-- START Listed records --

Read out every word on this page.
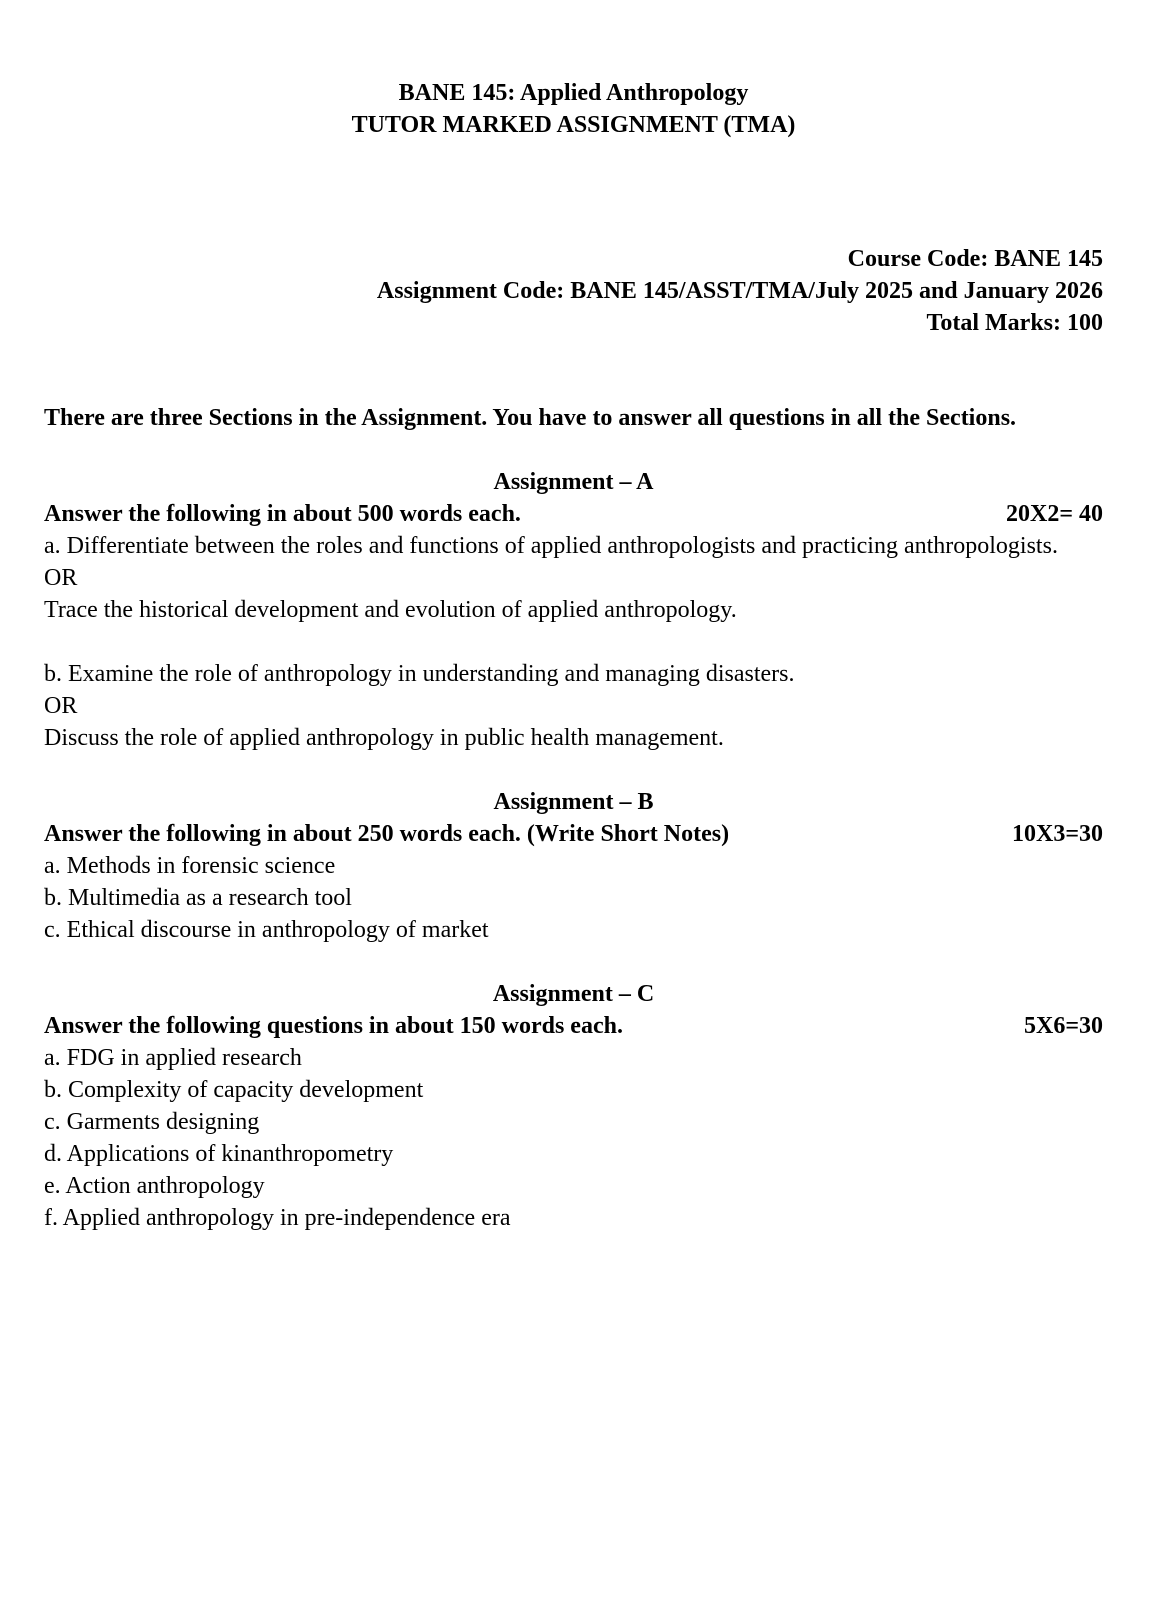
BANE 145: Applied Anthropology
TUTOR MARKED ASSIGNMENT (TMA)
Course Code: BANE 145
Assignment Code: BANE 145/ASST/TMA/July 2025 and January 2026
Total Marks: 100

There are three Sections in the Assignment. You have to answer all questions in all the Sections.

Assignment – A
Answer the following in about 500 words each.	20X2= 40

a. Differentiate between the roles and functions of applied anthropologists and practicing anthropologists.

OR

Trace the historical development and evolution of applied anthropology.

b. Examine the role of anthropology in understanding and managing disasters.

OR

Discuss the role of applied anthropology in public health management.

Assignment – B
Answer the following in about 250 words each. (Write Short Notes)	10X3=30
a. Methods in forensic science
b. Multimedia as a research tool
c. Ethical discourse in anthropology of market
Assignment – C
Answer the following questions in about 150 words each.	5X6=30
a. FDG in applied research
b. Complexity of capacity development
c. Garments designing
d. Applications of kinanthropometry
e. Action anthropology
f. Applied anthropology in pre-independence era
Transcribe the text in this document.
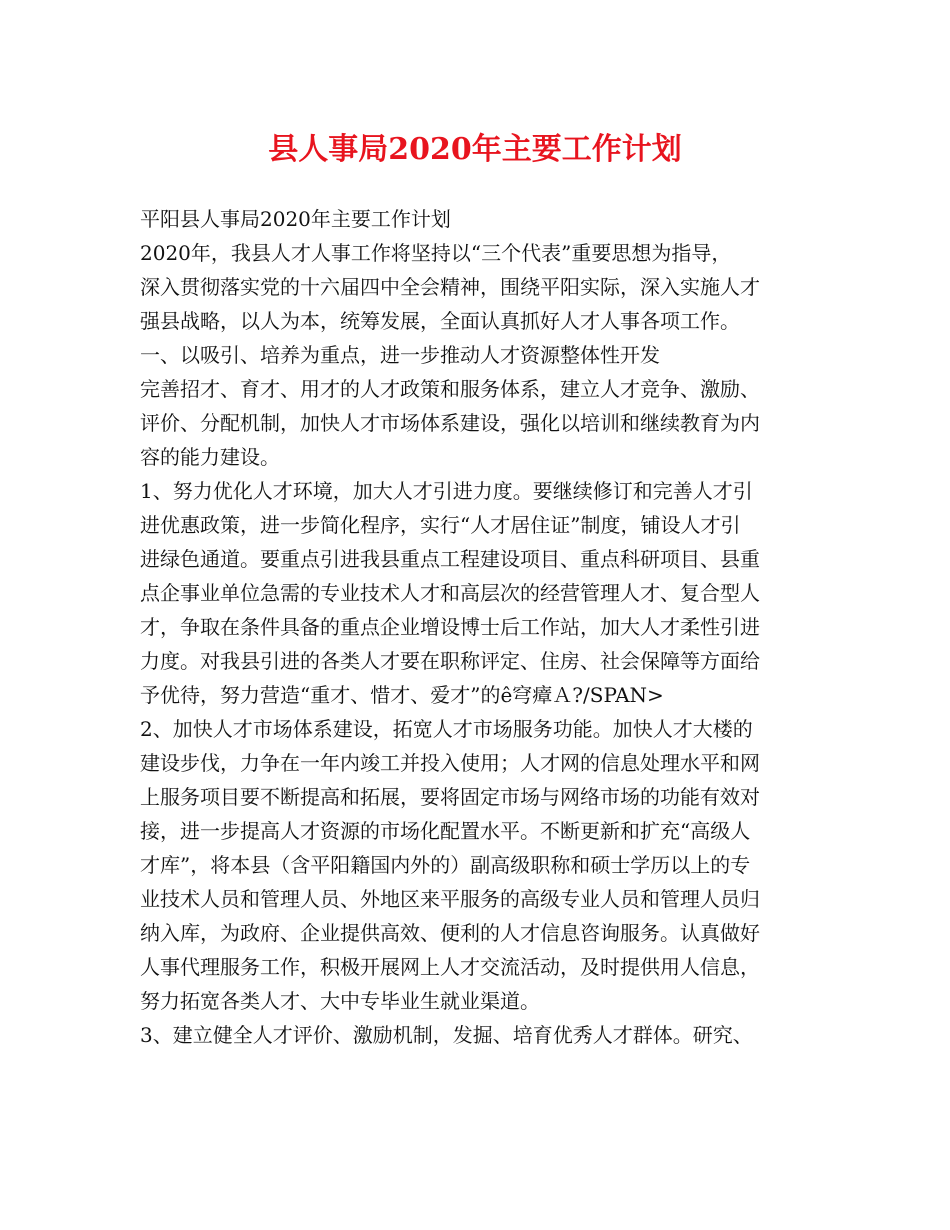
县人事局2020年主要工作计划
平阳县人事局2020年主要工作计划
2020年，我县人才人事工作将坚持以“三个代表”重要思想为指导，
深入贯彻落实党的十六届四中全会精神，围绕平阳实际，深入实施人才
强县战略，以人为本，统筹发展，全面认真抓好人才人事各项工作。
一、以吸引、培养为重点，进一步推动人才资源整体性开发
完善招才、育才、用才的人才政策和服务体系，建立人才竞争、激励、
评价、分配机制，加快人才市场体系建设，强化以培训和继续教育为内
容的能力建设。
1、努力优化人才环境，加大人才引进力度。要继续修订和完善人才引
进优惠政策，进一步简化程序，实行“人才居住证”制度，铺设人才引
进绿色通道。要重点引进我县重点工程建设项目、重点科研项目、县重
点企事业单位急需的专业技术人才和高层次的经营管理人才、复合型人
才，争取在条件具备的重点企业增设博士后工作站，加大人才柔性引进
力度。对我县引进的各类人才要在职称评定、住房、社会保障等方面给
予优待，努力营造“重才、惜才、爱才”的ê穹瘴Ａ?/SPAN>
2、加快人才市场体系建设，拓宽人才市场服务功能。加快人才大楼的
建设步伐，力争在一年内竣工并投入使用；人才网的信息处理水平和网
上服务项目要不断提高和拓展，要将固定市场与网络市场的功能有效对
接，进一步提高人才资源的市场化配置水平。不断更新和扩充“高级人
才库”，将本县（含平阳籍国内外的）副高级职称和硕士学历以上的专
业技术人员和管理人员、外地区来平服务的高级专业人员和管理人员归
纳入库，为政府、企业提供高效、便利的人才信息咨询服务。认真做好
人事代理服务工作，积极开展网上人才交流活动，及时提供用人信息，
努力拓宽各类人才、大中专毕业生就业渠道。
3、建立健全人才评价、激励机制，发掘、培育优秀人才群体。研究、
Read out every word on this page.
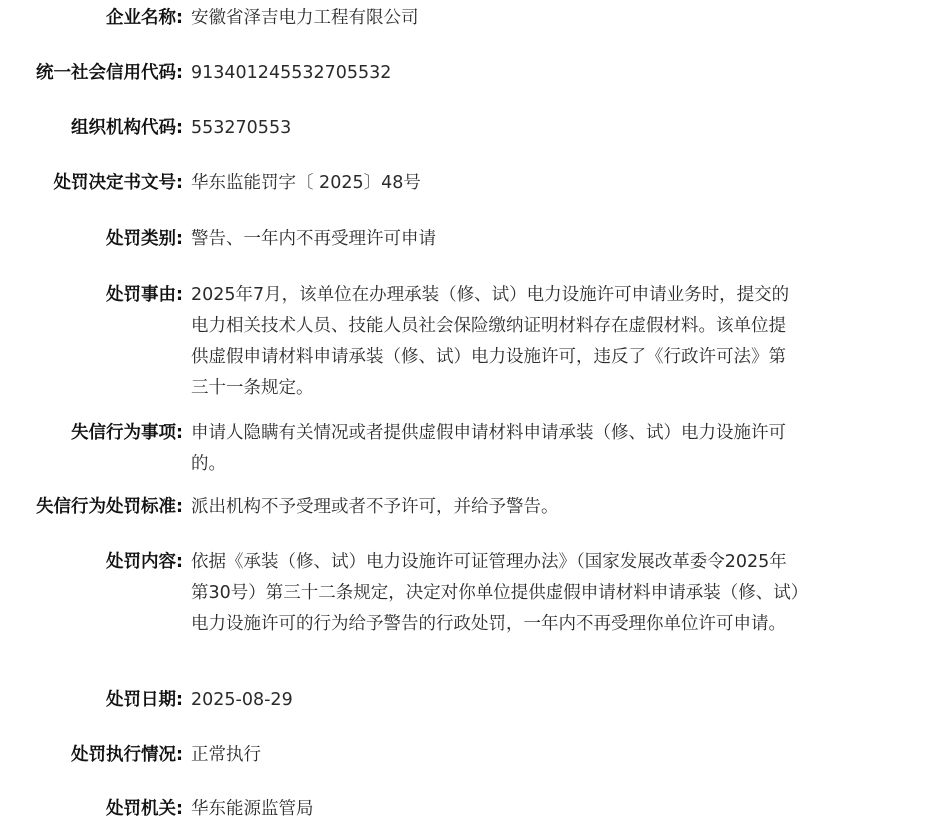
企业名称: 安徽省泽吉电力工程有限公司
统一社会信用代码: 913401245532705532
组织机构代码: 553270553
处罚决定书文号: 华东监能罚字〔 2025〕48号
处罚类别: 警告、一年内不再受理许可申请
处罚事由: 2025年7月，该单位在办理承装（修、试）电力设施许可申请业务时，提交的电力相关技术人员、技能人员社会保险缴纳证明材料存在虚假材料。该单位提供虚假申请材料申请承装（修、试）电力设施许可，违反了《行政许可法》第三十一条规定。
失信行为事项: 申请人隐瞒有关情况或者提供虚假申请材料申请承装（修、试）电力设施许可的。
失信行为处罚标准: 派出机构不予受理或者不予许可，并给予警告。
处罚内容: 依据《承装（修、试）电力设施许可证管理办法》（国家发展改革委令2025年第30号）第三十二条规定，决定对你单位提供虚假申请材料申请承装（修、试）电力设施许可的行为给予警告的行政处罚，一年内不再受理你单位许可申请。
处罚日期: 2025-08-29
处罚执行情况: 正常执行
处罚机关: 华东能源监管局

-- END Listed records --

> Exercise description
Scan the material and collect every line that contains "following".

> The output
Answer the following in about 500 words each.	20X2= 40
Answer the following in about 250 words each. (Write Short Notes)	10X3=30
Answer the following questions in about 150 words each.	5X6=30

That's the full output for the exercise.